Dataset entries on figures
— begin —
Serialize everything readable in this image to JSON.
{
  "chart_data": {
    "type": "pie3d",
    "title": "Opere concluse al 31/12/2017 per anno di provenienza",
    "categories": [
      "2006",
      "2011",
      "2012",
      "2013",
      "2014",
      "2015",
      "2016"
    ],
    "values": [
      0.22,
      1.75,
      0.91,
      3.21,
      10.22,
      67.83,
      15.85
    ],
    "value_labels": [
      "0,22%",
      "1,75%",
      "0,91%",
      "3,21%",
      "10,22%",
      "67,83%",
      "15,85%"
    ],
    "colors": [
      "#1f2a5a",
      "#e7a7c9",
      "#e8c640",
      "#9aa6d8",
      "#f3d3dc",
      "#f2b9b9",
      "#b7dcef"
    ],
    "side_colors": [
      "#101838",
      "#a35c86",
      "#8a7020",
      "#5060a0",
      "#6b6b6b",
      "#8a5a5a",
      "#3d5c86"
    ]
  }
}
— end —
» **YOUR GOAL**
Copy all data exactly, start to finish.

» **RESPONSE TO THIS EXERCISE**
Serialize everything readable in this image to JSON.
{
  "chart_data": {
    "type": "pie3d",
    "title": "Opere concluse al 31/12/2017 per anno di provenienza",
    "categories": [
      "2006",
      "2011",
      "2012",
      "2013",
      "2014",
      "2015",
      "2016"
    ],
    "values": [
      0.22,
      1.75,
      0.91,
      3.21,
      10.22,
      67.83,
      15.85
    ],
    "value_labels": [
      "0,22%",
      "1,75%",
      "0,91%",
      "3,21%",
      "10,22%",
      "67,83%",
      "15,85%"
    ],
    "colors": [
      "#1f2a5a",
      "#e7a7c9",
      "#e8c640",
      "#9aa6d8",
      "#f3d3dc",
      "#f2b9b9",
      "#b7dcef"
    ],
    "side_colors": [
      "#101838",
      "#a35c86",
      "#8a7020",
      "#5060a0",
      "#6b6b6b",
      "#8a5a5a",
      "#3d5c86"
    ]
  }
}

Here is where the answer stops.